» Problem details: Filter the data for lines with the word "flore", then copy every line so identified.

» Stored data:
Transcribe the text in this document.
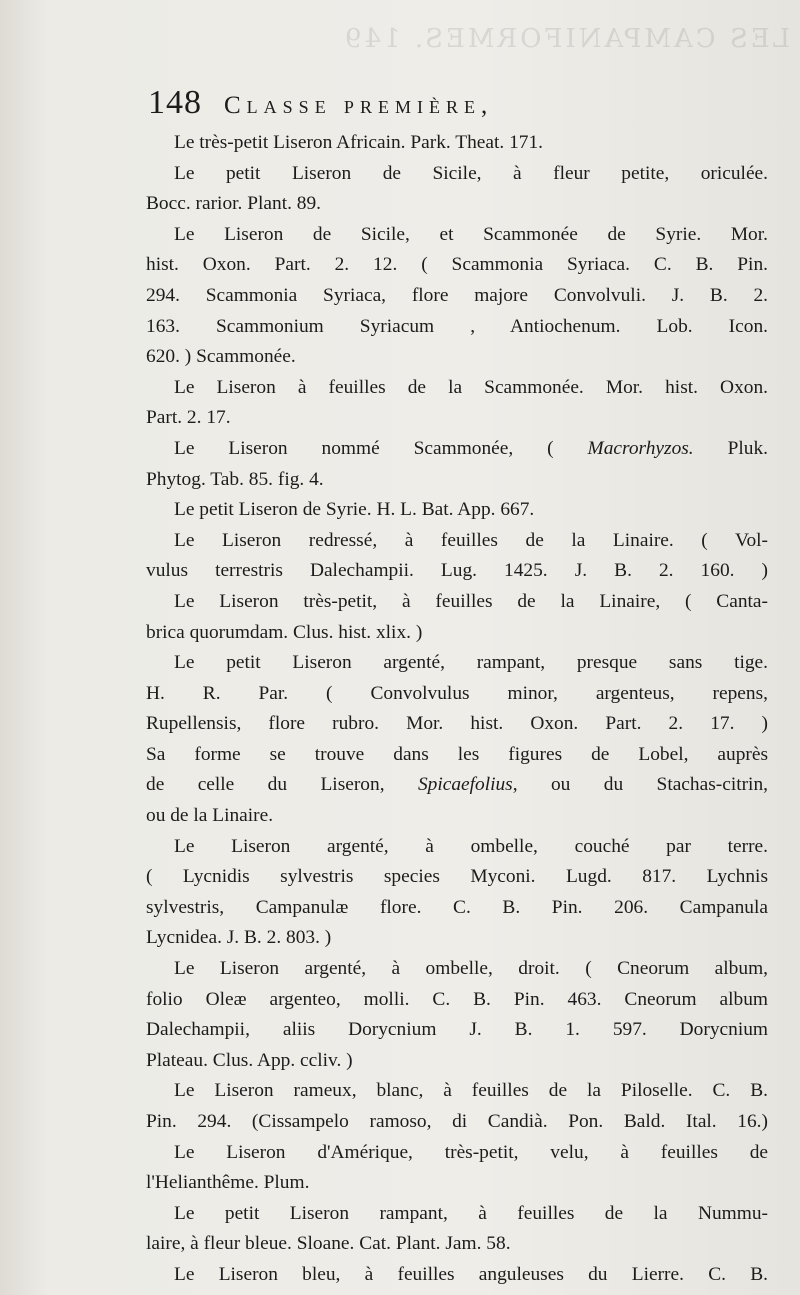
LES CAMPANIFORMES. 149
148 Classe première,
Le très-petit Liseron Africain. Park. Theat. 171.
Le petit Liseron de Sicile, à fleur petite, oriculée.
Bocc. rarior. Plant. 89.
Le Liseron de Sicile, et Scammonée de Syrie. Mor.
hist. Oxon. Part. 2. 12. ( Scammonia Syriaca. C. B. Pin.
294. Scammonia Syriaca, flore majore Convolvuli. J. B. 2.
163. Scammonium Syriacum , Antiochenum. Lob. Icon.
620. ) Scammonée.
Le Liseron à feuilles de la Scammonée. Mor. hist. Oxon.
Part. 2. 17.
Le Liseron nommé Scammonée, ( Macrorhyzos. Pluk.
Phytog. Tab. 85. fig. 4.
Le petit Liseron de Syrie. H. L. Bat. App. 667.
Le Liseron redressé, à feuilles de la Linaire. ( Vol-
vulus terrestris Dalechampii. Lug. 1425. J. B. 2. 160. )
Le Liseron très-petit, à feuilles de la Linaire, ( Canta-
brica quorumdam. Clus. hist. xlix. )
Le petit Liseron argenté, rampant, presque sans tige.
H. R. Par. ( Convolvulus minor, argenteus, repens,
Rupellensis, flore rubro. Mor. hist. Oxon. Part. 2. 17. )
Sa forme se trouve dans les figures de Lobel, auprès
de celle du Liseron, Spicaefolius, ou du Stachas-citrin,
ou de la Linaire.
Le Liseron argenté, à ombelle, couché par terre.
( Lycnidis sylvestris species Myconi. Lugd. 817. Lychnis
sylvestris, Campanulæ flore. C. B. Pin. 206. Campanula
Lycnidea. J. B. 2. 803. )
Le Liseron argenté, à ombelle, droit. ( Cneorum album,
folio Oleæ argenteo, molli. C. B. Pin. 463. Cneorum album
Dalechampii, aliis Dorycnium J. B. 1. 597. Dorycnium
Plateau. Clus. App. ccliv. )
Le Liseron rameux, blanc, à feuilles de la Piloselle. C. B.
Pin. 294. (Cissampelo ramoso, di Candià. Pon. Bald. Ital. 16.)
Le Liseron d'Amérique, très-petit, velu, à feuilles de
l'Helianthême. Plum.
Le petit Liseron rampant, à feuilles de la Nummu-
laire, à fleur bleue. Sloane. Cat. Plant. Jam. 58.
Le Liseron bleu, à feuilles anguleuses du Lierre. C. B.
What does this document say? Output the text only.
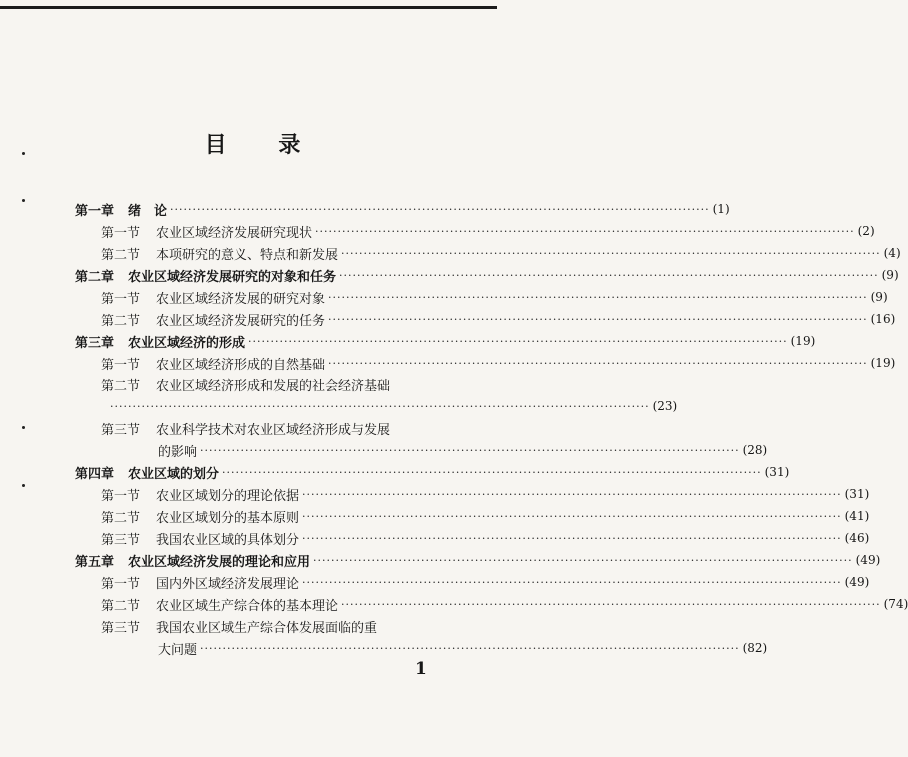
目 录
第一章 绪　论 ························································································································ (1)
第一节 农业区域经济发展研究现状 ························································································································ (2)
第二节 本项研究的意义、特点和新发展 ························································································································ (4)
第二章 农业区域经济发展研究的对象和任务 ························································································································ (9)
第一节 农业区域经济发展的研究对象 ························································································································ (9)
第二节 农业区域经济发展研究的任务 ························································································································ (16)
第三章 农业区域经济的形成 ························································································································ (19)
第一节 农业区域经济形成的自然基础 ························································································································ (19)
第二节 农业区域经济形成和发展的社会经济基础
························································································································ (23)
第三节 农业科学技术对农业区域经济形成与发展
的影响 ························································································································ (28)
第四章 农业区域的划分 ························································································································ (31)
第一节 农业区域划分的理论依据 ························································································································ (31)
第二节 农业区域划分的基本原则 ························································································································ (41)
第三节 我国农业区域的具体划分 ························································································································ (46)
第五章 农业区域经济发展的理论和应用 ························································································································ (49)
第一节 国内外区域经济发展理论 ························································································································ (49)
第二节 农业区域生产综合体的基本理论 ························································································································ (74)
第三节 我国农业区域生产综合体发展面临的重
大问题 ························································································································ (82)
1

» Solution below:
294. Scammonia Syriaca, flore majore Convolvuli. J. B. 2.
Rupellensis, flore rubro. Mor. hist. Oxon. Part. 2. 17. )
sylvestris, Campanulæ flore. C. B. Pin. 206. Campanula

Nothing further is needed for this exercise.